Extracted data entries:
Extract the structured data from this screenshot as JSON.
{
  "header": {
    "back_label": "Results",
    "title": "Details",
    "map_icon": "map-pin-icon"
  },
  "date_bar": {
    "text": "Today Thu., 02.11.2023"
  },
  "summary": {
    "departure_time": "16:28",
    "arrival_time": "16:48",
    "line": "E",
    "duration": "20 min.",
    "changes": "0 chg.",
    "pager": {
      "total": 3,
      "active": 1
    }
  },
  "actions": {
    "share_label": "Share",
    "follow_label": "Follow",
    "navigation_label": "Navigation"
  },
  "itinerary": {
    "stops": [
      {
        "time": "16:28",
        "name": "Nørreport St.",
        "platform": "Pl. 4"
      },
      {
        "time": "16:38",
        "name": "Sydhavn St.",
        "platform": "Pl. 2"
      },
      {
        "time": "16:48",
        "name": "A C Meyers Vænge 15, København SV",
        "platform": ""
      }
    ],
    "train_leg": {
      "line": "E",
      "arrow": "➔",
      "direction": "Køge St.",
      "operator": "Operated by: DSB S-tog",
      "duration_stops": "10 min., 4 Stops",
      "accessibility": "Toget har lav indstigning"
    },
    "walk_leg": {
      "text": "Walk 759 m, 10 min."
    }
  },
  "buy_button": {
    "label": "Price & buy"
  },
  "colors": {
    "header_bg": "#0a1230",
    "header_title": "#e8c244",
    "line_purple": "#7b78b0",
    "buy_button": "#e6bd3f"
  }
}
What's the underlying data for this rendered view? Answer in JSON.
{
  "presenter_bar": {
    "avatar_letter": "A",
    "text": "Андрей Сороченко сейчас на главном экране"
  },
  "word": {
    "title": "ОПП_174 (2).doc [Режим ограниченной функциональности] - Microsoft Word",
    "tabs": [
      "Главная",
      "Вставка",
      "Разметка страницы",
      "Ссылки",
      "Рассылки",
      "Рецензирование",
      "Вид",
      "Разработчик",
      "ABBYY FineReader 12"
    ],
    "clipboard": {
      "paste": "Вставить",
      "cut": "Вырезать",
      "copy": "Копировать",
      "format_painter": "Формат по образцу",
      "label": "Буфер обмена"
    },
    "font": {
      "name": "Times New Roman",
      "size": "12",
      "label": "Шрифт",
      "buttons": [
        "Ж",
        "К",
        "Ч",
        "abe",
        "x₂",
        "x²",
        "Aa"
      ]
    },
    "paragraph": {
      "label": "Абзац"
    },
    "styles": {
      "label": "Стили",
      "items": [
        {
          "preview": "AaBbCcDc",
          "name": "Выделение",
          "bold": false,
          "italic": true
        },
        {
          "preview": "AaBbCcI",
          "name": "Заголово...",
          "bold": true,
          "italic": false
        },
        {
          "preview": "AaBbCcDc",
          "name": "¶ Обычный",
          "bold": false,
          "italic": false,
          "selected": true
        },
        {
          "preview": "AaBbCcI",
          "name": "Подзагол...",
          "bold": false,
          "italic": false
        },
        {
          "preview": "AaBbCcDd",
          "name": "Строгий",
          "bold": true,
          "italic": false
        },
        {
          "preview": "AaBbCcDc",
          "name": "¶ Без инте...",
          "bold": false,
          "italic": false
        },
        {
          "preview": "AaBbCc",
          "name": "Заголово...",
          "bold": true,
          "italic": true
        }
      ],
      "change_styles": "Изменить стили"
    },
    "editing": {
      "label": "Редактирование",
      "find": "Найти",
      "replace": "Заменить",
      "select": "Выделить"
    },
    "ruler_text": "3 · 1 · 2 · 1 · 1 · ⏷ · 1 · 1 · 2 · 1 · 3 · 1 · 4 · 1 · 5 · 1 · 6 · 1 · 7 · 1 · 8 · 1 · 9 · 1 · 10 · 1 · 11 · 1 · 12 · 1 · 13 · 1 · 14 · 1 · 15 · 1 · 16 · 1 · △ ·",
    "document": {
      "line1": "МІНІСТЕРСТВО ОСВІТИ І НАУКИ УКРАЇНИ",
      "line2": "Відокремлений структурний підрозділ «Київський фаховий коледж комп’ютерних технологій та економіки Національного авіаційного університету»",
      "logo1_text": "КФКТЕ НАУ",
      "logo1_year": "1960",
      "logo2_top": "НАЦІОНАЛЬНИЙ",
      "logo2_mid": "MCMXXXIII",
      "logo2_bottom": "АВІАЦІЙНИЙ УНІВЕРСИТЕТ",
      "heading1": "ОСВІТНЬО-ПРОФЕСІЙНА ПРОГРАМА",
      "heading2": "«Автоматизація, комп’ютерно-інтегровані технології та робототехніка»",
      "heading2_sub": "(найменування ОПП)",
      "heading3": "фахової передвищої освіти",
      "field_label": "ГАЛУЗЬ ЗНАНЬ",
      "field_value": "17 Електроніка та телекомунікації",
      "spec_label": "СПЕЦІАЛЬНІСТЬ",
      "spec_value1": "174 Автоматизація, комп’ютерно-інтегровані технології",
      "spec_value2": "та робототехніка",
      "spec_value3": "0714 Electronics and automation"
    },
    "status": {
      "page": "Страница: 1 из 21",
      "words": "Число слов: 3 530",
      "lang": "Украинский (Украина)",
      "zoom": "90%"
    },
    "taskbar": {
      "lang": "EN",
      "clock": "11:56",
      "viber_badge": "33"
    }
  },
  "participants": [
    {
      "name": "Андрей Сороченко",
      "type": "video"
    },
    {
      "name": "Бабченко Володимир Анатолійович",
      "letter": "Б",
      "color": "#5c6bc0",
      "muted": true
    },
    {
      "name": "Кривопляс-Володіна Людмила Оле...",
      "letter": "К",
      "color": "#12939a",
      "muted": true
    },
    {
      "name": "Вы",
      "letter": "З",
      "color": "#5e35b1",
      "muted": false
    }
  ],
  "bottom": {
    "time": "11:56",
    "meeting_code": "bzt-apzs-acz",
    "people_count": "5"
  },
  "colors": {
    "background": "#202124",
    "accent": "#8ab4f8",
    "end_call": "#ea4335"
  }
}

### DESCRIPTION OF THE TASK
Copy each line of the preceding data that contains the string "комп".

### SOLUTION FOR THIS TASK
      "line2": "Відокремлений структурний підрозділ «Київський фаховий коледж комп’ютерних технологій та економіки Національного авіаційного університету»",
      "heading2": "«Автоматизація, комп’ютерно-інтегровані технології та робототехніка»",
      "spec_value1": "174 Автоматизація, комп’ютерно-інтегровані технології",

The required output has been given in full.